→ **Materials provided**
*****

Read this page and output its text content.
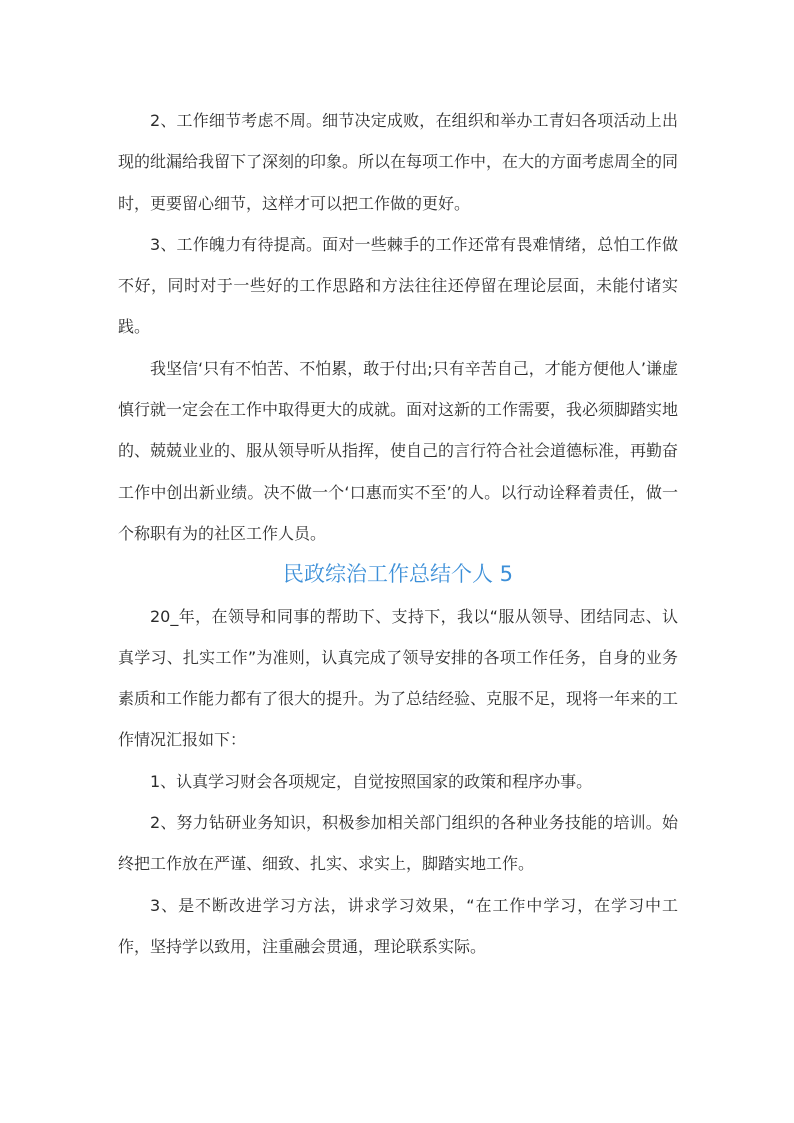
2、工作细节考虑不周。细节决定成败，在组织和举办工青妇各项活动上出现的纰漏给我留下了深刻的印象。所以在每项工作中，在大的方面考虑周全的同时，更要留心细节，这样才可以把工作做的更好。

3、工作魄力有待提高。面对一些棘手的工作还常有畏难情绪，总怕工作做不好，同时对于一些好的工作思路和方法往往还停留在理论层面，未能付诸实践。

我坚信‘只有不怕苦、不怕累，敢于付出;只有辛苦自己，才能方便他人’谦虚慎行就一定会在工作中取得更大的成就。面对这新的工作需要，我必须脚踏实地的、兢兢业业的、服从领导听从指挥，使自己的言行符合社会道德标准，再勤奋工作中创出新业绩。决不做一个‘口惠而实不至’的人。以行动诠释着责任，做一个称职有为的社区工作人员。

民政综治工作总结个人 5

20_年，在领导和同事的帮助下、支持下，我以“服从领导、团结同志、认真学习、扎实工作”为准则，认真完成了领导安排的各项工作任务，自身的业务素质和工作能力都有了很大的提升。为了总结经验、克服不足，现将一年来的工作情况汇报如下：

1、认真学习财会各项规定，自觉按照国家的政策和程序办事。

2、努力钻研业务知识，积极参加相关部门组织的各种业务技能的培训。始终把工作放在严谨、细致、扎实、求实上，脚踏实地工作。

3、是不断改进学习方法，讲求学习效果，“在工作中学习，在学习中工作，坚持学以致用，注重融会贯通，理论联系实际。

*****

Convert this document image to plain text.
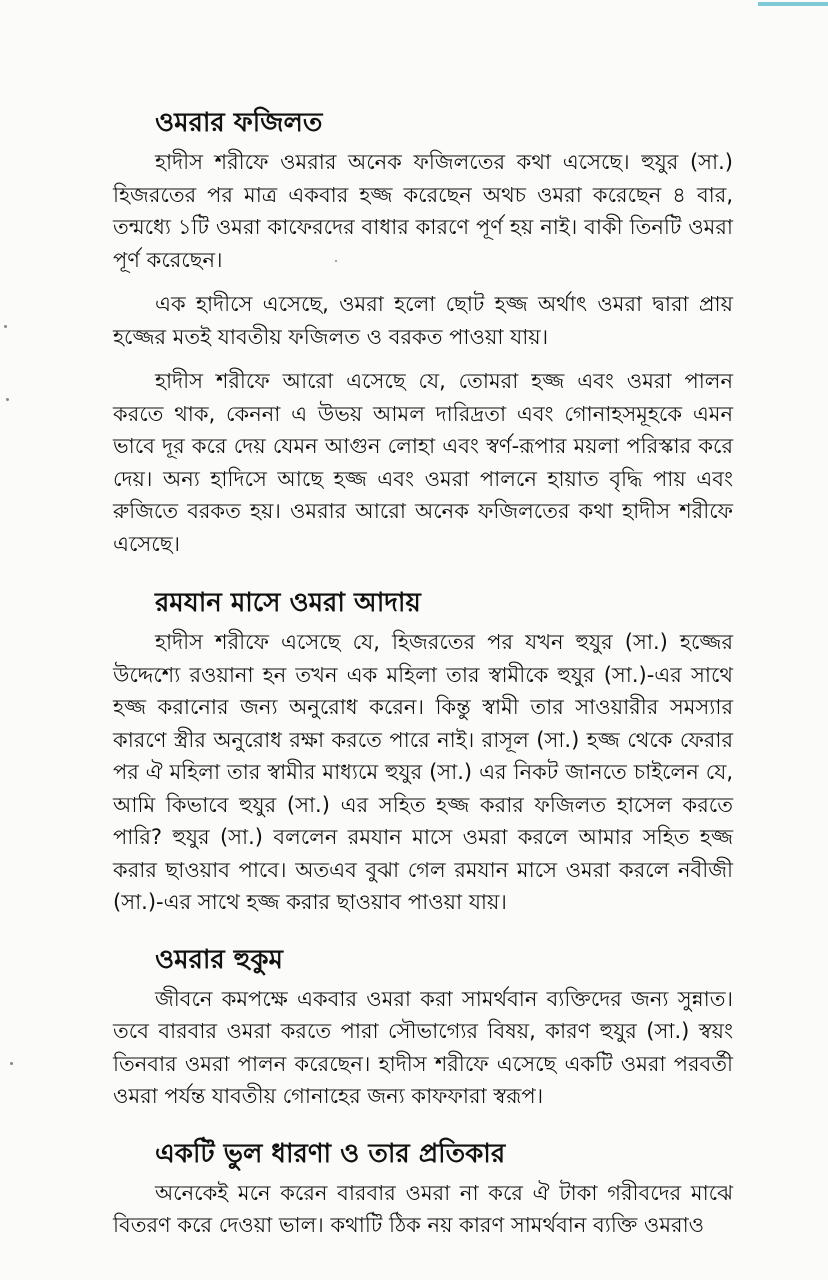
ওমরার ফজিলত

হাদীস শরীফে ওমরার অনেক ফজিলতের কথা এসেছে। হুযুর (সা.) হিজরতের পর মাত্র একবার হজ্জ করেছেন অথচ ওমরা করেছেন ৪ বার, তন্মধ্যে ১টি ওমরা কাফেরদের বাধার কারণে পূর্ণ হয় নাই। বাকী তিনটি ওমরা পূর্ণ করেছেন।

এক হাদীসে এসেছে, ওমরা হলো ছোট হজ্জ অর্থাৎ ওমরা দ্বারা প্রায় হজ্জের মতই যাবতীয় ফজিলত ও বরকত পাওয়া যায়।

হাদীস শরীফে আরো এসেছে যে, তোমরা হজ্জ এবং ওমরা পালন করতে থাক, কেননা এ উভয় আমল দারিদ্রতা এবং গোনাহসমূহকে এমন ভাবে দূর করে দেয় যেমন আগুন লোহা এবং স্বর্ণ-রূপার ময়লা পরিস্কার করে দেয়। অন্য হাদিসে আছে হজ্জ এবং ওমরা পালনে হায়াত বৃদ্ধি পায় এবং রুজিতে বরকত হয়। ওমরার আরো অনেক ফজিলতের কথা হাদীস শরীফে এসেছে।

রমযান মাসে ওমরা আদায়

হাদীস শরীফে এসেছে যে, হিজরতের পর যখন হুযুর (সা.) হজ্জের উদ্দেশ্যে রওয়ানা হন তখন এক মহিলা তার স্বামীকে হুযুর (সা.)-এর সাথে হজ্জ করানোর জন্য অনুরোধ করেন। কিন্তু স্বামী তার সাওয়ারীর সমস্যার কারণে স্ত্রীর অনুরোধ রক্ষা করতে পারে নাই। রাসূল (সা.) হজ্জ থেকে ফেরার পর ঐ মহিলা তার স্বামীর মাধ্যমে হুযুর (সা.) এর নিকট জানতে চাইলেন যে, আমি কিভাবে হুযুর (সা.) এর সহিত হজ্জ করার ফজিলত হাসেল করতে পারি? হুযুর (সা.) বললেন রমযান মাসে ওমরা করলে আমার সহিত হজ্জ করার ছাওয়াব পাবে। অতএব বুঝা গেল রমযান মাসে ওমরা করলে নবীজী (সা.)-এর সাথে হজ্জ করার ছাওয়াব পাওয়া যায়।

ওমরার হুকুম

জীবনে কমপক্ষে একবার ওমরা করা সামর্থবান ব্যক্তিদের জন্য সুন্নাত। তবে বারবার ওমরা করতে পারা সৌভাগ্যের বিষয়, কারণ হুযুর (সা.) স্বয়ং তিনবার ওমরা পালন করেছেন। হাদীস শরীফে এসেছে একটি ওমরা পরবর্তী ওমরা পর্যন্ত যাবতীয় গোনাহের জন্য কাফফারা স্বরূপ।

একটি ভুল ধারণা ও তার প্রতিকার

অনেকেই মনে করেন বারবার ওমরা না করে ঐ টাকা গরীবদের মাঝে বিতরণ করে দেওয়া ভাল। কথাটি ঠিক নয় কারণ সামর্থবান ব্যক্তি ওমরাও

*****

→ **Task**
Report every line containing the word "this" from the listing above.

→ **Correct response**
Read this page and output its text content.
Convert this document image to plain text.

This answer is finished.